Information provided:
* Begin *

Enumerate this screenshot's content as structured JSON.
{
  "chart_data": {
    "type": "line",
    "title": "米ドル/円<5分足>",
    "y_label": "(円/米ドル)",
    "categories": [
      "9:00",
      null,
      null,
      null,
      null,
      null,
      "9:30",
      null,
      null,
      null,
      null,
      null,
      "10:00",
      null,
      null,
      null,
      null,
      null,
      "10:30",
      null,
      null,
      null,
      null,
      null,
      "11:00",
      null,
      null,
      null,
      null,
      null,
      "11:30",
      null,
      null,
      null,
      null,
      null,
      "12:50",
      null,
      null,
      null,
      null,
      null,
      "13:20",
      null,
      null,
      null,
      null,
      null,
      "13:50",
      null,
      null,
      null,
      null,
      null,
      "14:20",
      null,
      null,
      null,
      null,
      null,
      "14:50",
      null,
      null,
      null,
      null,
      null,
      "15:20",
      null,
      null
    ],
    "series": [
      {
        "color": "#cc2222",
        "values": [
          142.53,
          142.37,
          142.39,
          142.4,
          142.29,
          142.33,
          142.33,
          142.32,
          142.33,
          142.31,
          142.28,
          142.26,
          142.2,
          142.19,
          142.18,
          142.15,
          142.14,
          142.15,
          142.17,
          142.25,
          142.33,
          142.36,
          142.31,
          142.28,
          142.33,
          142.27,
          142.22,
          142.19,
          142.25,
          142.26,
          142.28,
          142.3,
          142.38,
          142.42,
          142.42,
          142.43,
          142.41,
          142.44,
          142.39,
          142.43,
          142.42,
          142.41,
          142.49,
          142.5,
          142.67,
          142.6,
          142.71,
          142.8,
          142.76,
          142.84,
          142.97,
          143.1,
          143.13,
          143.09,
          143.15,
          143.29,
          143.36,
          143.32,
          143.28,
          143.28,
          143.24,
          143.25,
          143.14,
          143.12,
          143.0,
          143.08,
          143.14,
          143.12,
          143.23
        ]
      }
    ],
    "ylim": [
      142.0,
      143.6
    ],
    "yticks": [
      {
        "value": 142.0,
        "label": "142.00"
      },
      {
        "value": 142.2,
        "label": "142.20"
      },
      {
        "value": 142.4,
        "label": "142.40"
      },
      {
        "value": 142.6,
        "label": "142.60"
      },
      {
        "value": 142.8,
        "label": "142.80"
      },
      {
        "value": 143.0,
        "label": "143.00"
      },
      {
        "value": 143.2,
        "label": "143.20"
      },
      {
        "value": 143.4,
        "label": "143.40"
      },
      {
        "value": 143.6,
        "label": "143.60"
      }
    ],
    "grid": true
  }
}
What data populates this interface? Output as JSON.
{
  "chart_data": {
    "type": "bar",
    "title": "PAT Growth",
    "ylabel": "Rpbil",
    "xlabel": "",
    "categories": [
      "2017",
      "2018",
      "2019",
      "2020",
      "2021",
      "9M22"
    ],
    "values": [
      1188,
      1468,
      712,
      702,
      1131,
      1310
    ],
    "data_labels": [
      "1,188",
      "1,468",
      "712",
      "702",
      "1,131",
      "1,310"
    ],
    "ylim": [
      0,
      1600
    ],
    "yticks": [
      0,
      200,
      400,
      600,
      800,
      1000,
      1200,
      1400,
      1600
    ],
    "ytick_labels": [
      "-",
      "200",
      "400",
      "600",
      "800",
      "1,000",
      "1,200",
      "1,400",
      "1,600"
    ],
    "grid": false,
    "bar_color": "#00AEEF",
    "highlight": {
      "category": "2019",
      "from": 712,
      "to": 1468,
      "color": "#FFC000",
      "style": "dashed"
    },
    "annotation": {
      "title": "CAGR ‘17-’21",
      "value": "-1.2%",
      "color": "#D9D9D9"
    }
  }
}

* End *

Given exercise: Check each line of the entries for the string "JSON". Copy the lines that have it.

Solved problem:
Enumerate this screenshot's content as structured JSON.
What data populates this interface? Output as JSON.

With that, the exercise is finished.